TO DO: From the entries below, copy every line holding the word "legend".

DATA SUPPLIED:
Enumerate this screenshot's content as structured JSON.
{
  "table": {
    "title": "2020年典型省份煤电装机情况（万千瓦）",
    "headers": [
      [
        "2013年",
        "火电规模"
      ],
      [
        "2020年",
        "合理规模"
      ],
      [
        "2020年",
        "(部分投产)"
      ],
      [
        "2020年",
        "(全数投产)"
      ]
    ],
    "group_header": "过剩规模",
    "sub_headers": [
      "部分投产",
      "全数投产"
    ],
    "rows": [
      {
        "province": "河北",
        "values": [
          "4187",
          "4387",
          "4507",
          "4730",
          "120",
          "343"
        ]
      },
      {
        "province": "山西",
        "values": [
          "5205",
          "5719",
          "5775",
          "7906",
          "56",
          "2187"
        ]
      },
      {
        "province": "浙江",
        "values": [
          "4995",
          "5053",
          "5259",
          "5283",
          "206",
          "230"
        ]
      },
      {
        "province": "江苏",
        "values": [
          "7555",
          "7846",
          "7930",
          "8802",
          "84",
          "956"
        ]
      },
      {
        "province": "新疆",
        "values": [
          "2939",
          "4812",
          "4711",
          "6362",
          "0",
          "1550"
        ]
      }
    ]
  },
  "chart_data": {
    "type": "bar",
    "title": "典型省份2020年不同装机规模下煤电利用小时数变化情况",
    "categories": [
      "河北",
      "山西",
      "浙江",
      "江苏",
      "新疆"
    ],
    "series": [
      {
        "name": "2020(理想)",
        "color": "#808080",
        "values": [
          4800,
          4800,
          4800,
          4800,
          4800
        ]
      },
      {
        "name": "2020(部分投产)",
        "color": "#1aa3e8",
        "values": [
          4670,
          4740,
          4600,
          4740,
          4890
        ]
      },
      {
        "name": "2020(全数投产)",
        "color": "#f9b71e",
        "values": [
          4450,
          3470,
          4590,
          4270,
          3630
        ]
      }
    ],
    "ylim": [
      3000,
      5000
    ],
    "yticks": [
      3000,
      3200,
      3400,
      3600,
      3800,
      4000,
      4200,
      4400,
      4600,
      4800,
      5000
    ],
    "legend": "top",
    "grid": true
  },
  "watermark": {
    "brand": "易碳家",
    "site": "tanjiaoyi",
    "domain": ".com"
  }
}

---

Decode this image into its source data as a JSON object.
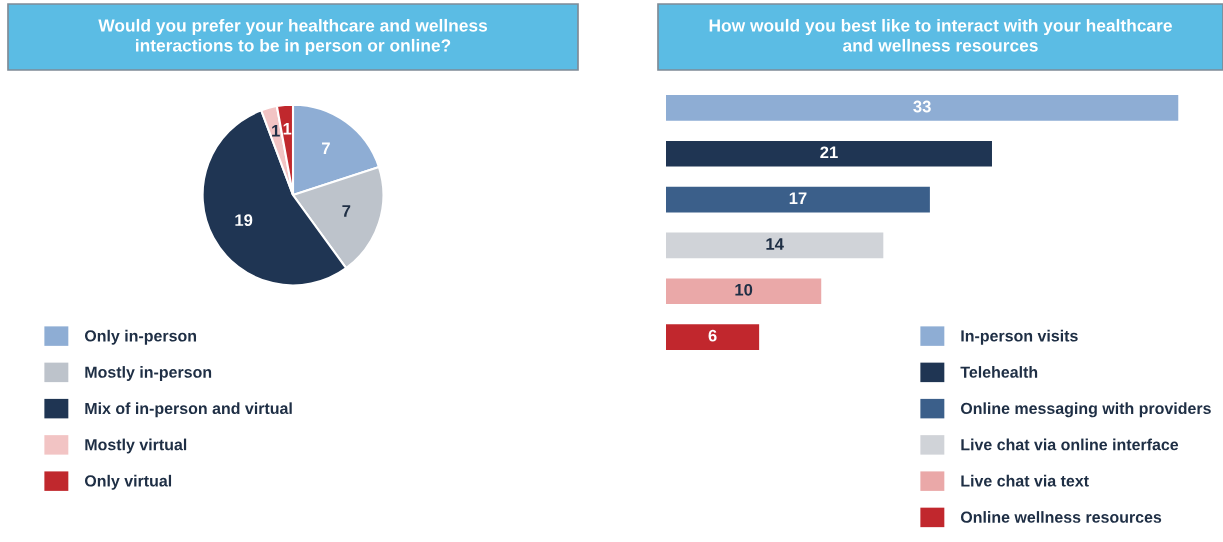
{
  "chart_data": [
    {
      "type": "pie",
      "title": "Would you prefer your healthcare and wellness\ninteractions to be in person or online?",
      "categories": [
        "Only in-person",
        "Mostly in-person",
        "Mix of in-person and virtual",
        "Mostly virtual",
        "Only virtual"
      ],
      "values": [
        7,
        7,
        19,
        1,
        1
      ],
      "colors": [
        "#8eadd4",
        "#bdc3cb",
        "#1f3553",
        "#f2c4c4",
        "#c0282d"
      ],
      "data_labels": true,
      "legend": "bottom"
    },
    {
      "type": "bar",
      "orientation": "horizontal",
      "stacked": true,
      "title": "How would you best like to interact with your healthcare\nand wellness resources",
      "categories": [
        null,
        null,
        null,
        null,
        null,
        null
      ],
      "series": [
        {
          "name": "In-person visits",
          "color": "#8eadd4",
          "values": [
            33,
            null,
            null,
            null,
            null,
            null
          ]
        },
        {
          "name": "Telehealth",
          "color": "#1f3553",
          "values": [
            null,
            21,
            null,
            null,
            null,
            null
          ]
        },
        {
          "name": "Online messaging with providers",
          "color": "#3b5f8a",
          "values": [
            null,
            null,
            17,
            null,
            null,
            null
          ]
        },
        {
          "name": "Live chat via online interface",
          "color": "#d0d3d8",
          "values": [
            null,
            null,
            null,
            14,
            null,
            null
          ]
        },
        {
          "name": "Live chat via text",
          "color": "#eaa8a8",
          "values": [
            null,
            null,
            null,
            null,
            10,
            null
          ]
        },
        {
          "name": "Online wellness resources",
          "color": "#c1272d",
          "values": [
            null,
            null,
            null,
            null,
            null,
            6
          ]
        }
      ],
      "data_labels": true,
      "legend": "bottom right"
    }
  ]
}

FINAL ANSWER:
    "legend": "top",
      "legend": "bottom"
      "legend": "bottom right"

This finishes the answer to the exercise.